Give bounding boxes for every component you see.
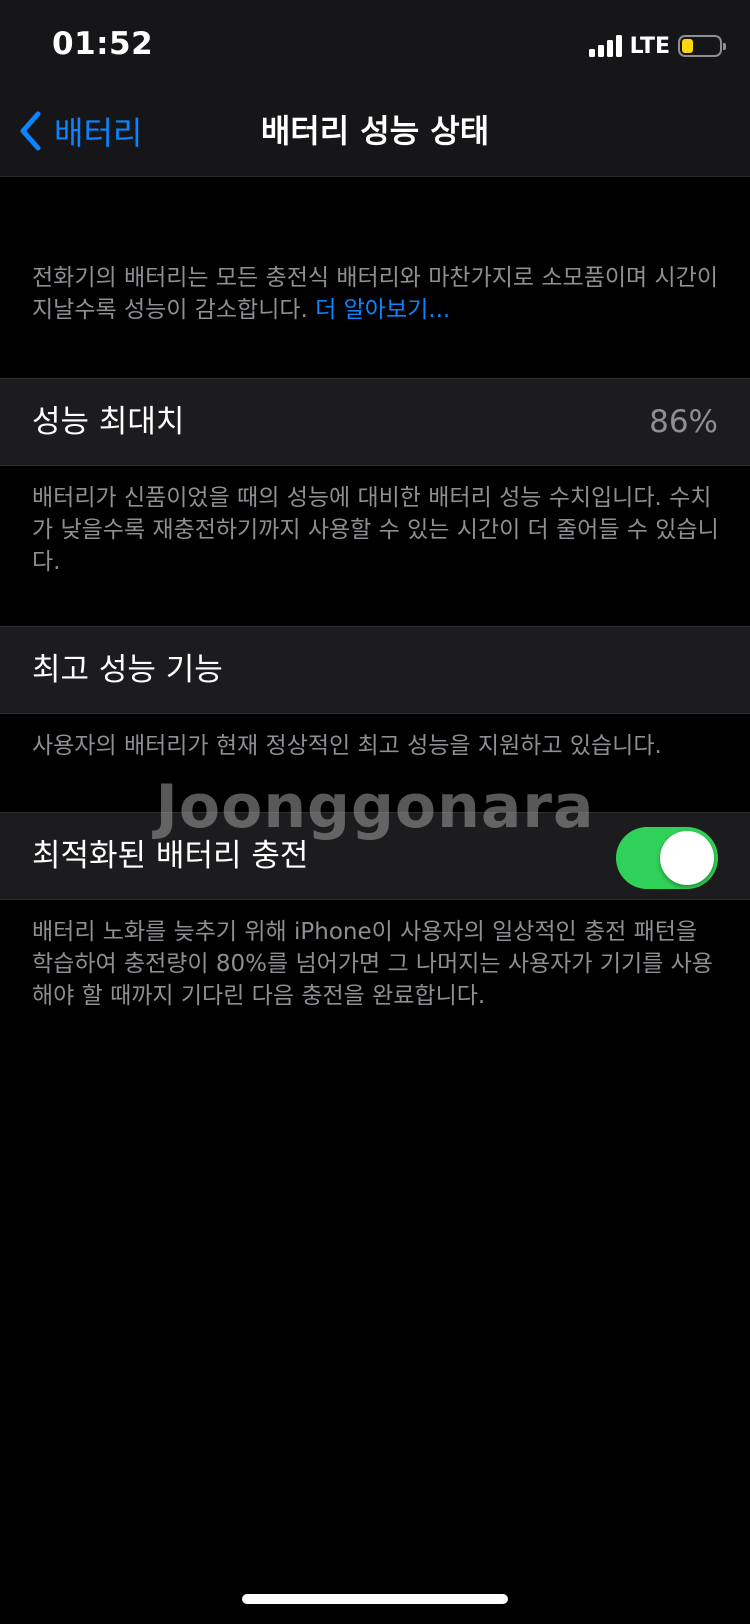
network-type: LTE — [629, 33, 670, 59]
intro-description: 전화기의 배터리는 모든 충전식 배터리와 마찬가지로 소모품이며 시간이 지날… — [32, 262, 722, 326]
max-capacity-value: 86% — [649, 404, 718, 440]
peak-performance-description: 사용자의 배터리가 현재 정상적인 최고 성능을 지원하고 있습니다. — [32, 733, 662, 759]
peak-performance-row: 최고 성능 기능 — [0, 626, 750, 714]
max-capacity-row: 성능 최대치 86% — [0, 378, 750, 466]
battery-level-fill — [682, 39, 693, 53]
battery-icon — [678, 35, 726, 57]
learn-more-link[interactable]: 더 알아보기... — [315, 297, 450, 323]
navigation-bar: 01:52 LTE 배터리 배터리 성능 상태 — [0, 0, 750, 177]
max-capacity-description: 배터리가 신품이었을 때의 성능에 대비한 배터리 성능 수치입니다. 수치가 … — [32, 485, 719, 575]
home-indicator[interactable] — [242, 1594, 508, 1604]
peak-performance-label: 최고 성능 기능 — [32, 652, 223, 688]
status-indicators: LTE — [588, 32, 726, 60]
page-title: 배터리 성능 상태 — [260, 112, 490, 150]
status-time: 01:52 — [52, 26, 154, 62]
optimized-charging-description: 배터리 노화를 늦추기 위해 iPhone이 사용자의 일상적인 충전 패턴을 … — [32, 919, 713, 1009]
watermark: Joonggonara — [155, 772, 595, 842]
max-capacity-label: 성능 최대치 — [32, 404, 185, 440]
cellular-signal-icon — [588, 35, 622, 57]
###
Copy the lines of the records that run from the one containing "network-type: LTE — [629, 33, 670, 59]" through the one containing "peak-performance-label: 최고 성능", both included, reproducing each character unchanged.

— Exercise result —
network-type: LTE — [629, 33, 670, 59]
intro-description: 전화기의 배터리는 모든 충전식 배터리와 마찬가지로 소모품이며 시간이 지날… — [32, 262, 722, 326]
max-capacity-value: 86% — [649, 404, 718, 440]
peak-performance-description: 사용자의 배터리가 현재 정상적인 최고 성능을 지원하고 있습니다. — [32, 733, 662, 759]
peak-performance-row: 최고 성능 기능 — [0, 626, 750, 714]
max-capacity-row: 성능 최대치 86% — [0, 378, 750, 466]
battery-level-fill — [682, 39, 693, 53]
battery-icon — [678, 35, 726, 57]
learn-more-link[interactable]: 더 알아보기... — [315, 297, 450, 323]
navigation-bar: 01:52 LTE 배터리 배터리 성능 상태 — [0, 0, 750, 177]
max-capacity-description: 배터리가 신품이었을 때의 성능에 대비한 배터리 성능 수치입니다. 수치가 … — [32, 485, 719, 575]
home-indicator[interactable] — [242, 1594, 508, 1604]
peak-performance-label: 최고 성능 기능 — [32, 652, 223, 688]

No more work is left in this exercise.